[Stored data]
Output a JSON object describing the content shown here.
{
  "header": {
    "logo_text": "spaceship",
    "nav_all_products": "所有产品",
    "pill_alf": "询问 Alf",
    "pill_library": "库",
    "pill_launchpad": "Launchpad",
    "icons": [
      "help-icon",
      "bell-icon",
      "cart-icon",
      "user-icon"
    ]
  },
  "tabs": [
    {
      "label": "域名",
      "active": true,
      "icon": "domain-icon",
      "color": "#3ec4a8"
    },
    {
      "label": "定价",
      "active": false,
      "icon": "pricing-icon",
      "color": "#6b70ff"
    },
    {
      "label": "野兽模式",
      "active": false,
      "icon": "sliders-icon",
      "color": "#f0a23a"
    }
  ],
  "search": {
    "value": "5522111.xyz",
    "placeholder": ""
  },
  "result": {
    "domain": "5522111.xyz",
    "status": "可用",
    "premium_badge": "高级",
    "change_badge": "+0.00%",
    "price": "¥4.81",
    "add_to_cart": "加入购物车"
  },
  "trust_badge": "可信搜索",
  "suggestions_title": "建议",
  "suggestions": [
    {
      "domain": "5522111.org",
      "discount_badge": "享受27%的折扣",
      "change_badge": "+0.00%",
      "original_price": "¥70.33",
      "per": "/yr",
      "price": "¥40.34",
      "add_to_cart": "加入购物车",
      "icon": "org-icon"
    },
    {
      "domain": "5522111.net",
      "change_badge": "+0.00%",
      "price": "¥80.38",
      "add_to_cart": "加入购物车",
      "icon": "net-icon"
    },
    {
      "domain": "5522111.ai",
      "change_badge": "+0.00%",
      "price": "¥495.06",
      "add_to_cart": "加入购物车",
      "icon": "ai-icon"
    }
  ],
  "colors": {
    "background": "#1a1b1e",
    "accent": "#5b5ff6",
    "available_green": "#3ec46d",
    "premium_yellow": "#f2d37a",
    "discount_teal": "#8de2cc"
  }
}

• [Exercise]:
Above are some records; repeat all of them exactly.

• [Output for this task]:
Output a JSON object describing the content shown here.
{
  "header": {
    "logo_text": "spaceship",
    "nav_all_products": "所有产品",
    "pill_alf": "询问 Alf",
    "pill_library": "库",
    "pill_launchpad": "Launchpad",
    "icons": [
      "help-icon",
      "bell-icon",
      "cart-icon",
      "user-icon"
    ]
  },
  "tabs": [
    {
      "label": "域名",
      "active": true,
      "icon": "domain-icon",
      "color": "#3ec4a8"
    },
    {
      "label": "定价",
      "active": false,
      "icon": "pricing-icon",
      "color": "#6b70ff"
    },
    {
      "label": "野兽模式",
      "active": false,
      "icon": "sliders-icon",
      "color": "#f0a23a"
    }
  ],
  "search": {
    "value": "5522111.xyz",
    "placeholder": ""
  },
  "result": {
    "domain": "5522111.xyz",
    "status": "可用",
    "premium_badge": "高级",
    "change_badge": "+0.00%",
    "price": "¥4.81",
    "add_to_cart": "加入购物车"
  },
  "trust_badge": "可信搜索",
  "suggestions_title": "建议",
  "suggestions": [
    {
      "domain": "5522111.org",
      "discount_badge": "享受27%的折扣",
      "change_badge": "+0.00%",
      "original_price": "¥70.33",
      "per": "/yr",
      "price": "¥40.34",
      "add_to_cart": "加入购物车",
      "icon": "org-icon"
    },
    {
      "domain": "5522111.net",
      "change_badge": "+0.00%",
      "price": "¥80.38",
      "add_to_cart": "加入购物车",
      "icon": "net-icon"
    },
    {
      "domain": "5522111.ai",
      "change_badge": "+0.00%",
      "price": "¥495.06",
      "add_to_cart": "加入购物车",
      "icon": "ai-icon"
    }
  ],
  "colors": {
    "background": "#1a1b1e",
    "accent": "#5b5ff6",
    "available_green": "#3ec46d",
    "premium_yellow": "#f2d37a",
    "discount_teal": "#8de2cc"
  }
}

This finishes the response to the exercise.